Stored data
+++

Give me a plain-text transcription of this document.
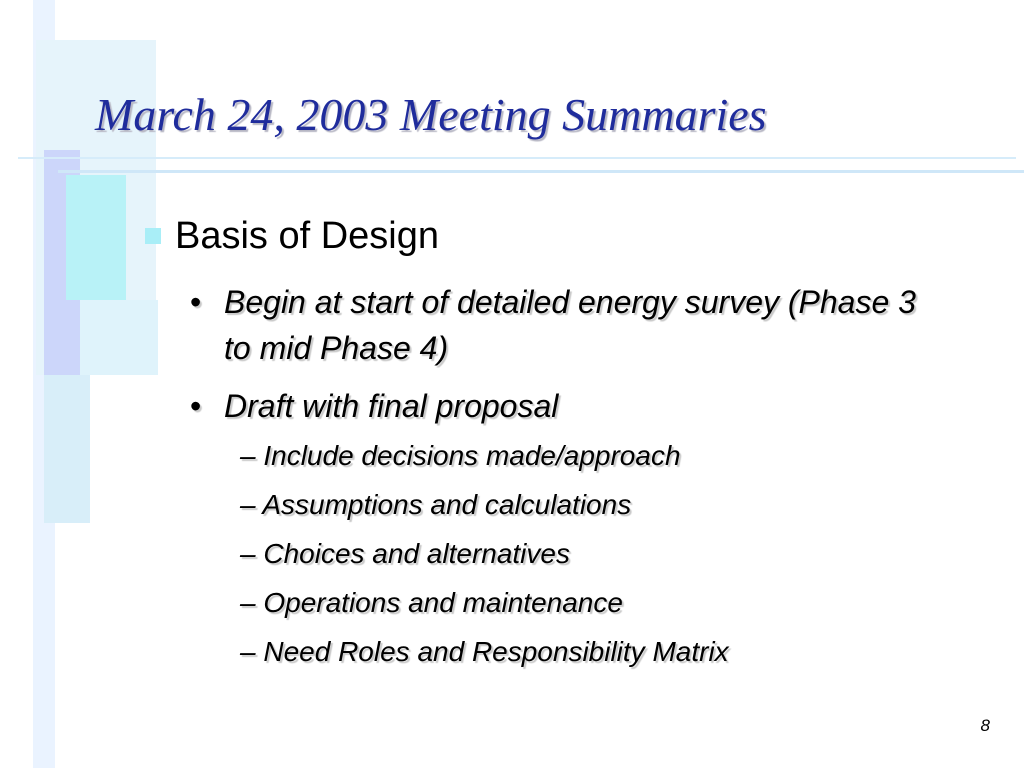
March 24, 2003 Meeting Summaries
Basis of Design
• Begin at start of detailed energy survey (Phase 3 to mid Phase 4)
• Draft with final proposal
– Include decisions made/approach
– Assumptions and calculations
– Choices and alternatives
– Operations and maintenance
– Need Roles and Responsibility Matrix
8
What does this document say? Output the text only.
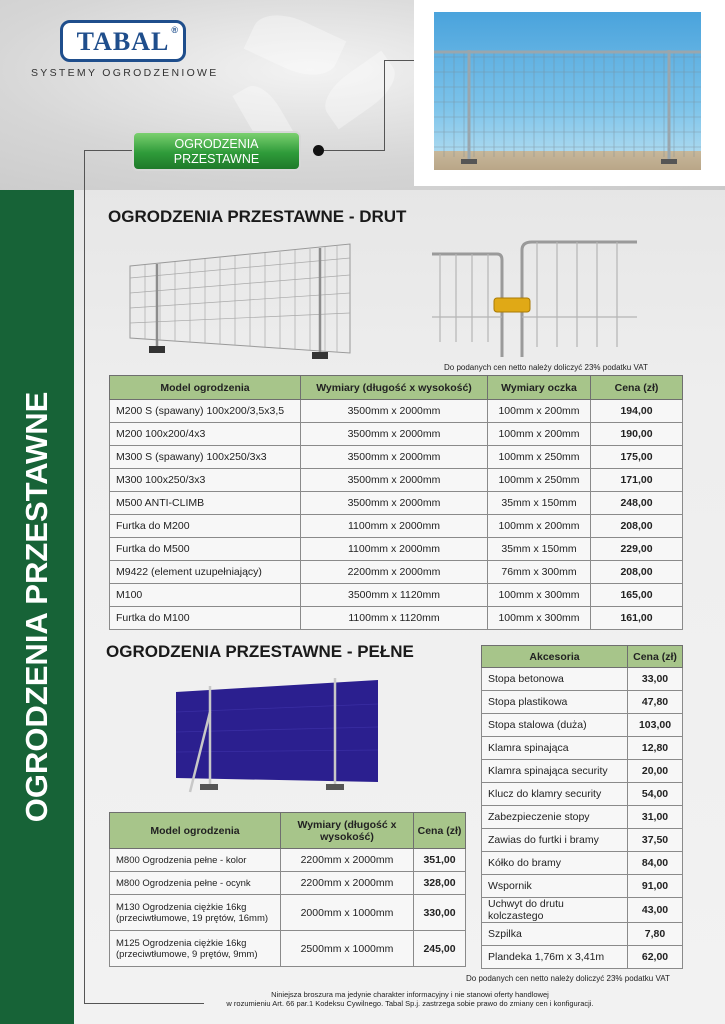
TABAL ®
SYSTEMY OGRODZENIOWE
OGRODZENIA
PRZESTAWNE
OGRODZENIA PRZESTAWNE
OGRODZENIA PRZESTAWNE - DRUT
Do podanych cen netto należy doliczyć 23% podatku VAT
Model ogrodzenia	Wymiary (długość x wysokość)	Wymiary oczka	Cena (zł)
M200 S (spawany) 100x200/3,5x3,5	3500mm x 2000mm	100mm x 200mm	194,00
M200 100x200/4x3	3500mm x 2000mm	100mm x 200mm	190,00
M300 S (spawany) 100x250/3x3	3500mm x 2000mm	100mm x 250mm	175,00
M300 100x250/3x3	3500mm x 2000mm	100mm x 250mm	171,00
M500 ANTI-CLIMB	3500mm x 2000mm	35mm x 150mm	248,00
Furtka do M200	1100mm x 2000mm	100mm x 200mm	208,00
Furtka do M500	1100mm x 2000mm	35mm x 150mm	229,00
M9422 (element uzupełniający)	2200mm x 2000mm	76mm x 300mm	208,00
M100	3500mm x 1120mm	100mm x 300mm	165,00
Furtka do M100	1100mm x 1120mm	100mm x 300mm	161,00
OGRODZENIA PRZESTAWNE - PEŁNE
Model ogrodzenia	Wymiary (długość x wysokość)	Cena (zł)
M800 Ogrodzenia pełne - kolor	2200mm x 2000mm	351,00
M800 Ogrodzenia pełne - ocynk	2200mm x 2000mm	328,00
M130 Ogrodzenia ciężkie 16kg (przeciwtłumowe, 19 prętów, 16mm)	2000mm x 1000mm	330,00
M125 Ogrodzenia ciężkie 16kg (przeciwtłumowe, 9 prętów, 9mm)	2500mm x 1000mm	245,00
Akcesoria	Cena (zł)
Stopa betonowa	33,00
Stopa plastikowa	47,80
Stopa stalowa (duża)	103,00
Klamra spinająca	12,80
Klamra spinająca security	20,00
Klucz do klamry security	54,00
Zabezpieczenie stopy	31,00
Zawias do furtki i bramy	37,50
Kółko do bramy	84,00
Wspornik	91,00
Uchwyt do drutu kolczastego	43,00
Szpilka	7,80
Plandeka 1,76m x 3,41m	62,00
Do podanych cen netto należy doliczyć 23% podatku VAT
Niniejsza broszura ma jedynie charakter informacyjny i nie stanowi oferty handlowej
w rozumieniu Art. 66 par.1 Kodeksu Cywilnego. Tabal Sp.j. zastrzega sobie prawo do zmiany cen i konfiguracji.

+++

WHAT THE TASK REQUIRES: Leave out the pictures and print every line of the data exactly.

ANSWER TO THIS TASK:
Give me a plain-text transcription of this document.
March 24, 2003 Meeting Summaries
Basis of Design
• Begin at start of detailed energy survey (Phase 3 to mid Phase 4)
• Draft with final proposal
– Include decisions made/approach
– Assumptions and calculations
– Choices and alternatives
– Operations and maintenance
– Need Roles and Responsibility Matrix
8
What does this document say? Output the text only.
TABAL ®
SYSTEMY OGRODZENIOWE
OGRODZENIA
PRZESTAWNE
OGRODZENIA PRZESTAWNE
OGRODZENIA PRZESTAWNE - DRUT
Do podanych cen netto należy doliczyć 23% podatku VAT
Model ogrodzenia	Wymiary (długość x wysokość)	Wymiary oczka	Cena (zł)
M200 S (spawany) 100x200/3,5x3,5	3500mm x 2000mm	100mm x 200mm	194,00
M200 100x200/4x3	3500mm x 2000mm	100mm x 200mm	190,00
M300 S (spawany) 100x250/3x3	3500mm x 2000mm	100mm x 250mm	175,00
M300 100x250/3x3	3500mm x 2000mm	100mm x 250mm	171,00
M500 ANTI-CLIMB	3500mm x 2000mm	35mm x 150mm	248,00
Furtka do M200	1100mm x 2000mm	100mm x 200mm	208,00
Furtka do M500	1100mm x 2000mm	35mm x 150mm	229,00
M9422 (element uzupełniający)	2200mm x 2000mm	76mm x 300mm	208,00
M100	3500mm x 1120mm	100mm x 300mm	165,00
Furtka do M100	1100mm x 1120mm	100mm x 300mm	161,00
OGRODZENIA PRZESTAWNE - PEŁNE
Model ogrodzenia	Wymiary (długość x wysokość)	Cena (zł)
M800 Ogrodzenia pełne - kolor	2200mm x 2000mm	351,00
M800 Ogrodzenia pełne - ocynk	2200mm x 2000mm	328,00
M130 Ogrodzenia ciężkie 16kg (przeciwtłumowe, 19 prętów, 16mm)	2000mm x 1000mm	330,00
M125 Ogrodzenia ciężkie 16kg (przeciwtłumowe, 9 prętów, 9mm)	2500mm x 1000mm	245,00
Akcesoria	Cena (zł)
Stopa betonowa	33,00
Stopa plastikowa	47,80
Stopa stalowa (duża)	103,00
Klamra spinająca	12,80
Klamra spinająca security	20,00
Klucz do klamry security	54,00
Zabezpieczenie stopy	31,00
Zawias do furtki i bramy	37,50
Kółko do bramy	84,00
Wspornik	91,00
Uchwyt do drutu kolczastego	43,00
Szpilka	7,80
Plandeka 1,76m x 3,41m	62,00
Do podanych cen netto należy doliczyć 23% podatku VAT
Niniejsza broszura ma jedynie charakter informacyjny i nie stanowi oferty handlowej
w rozumieniu Art. 66 par.1 Kodeksu Cywilnego. Tabal Sp.j. zastrzega sobie prawo do zmiany cen i konfiguracji.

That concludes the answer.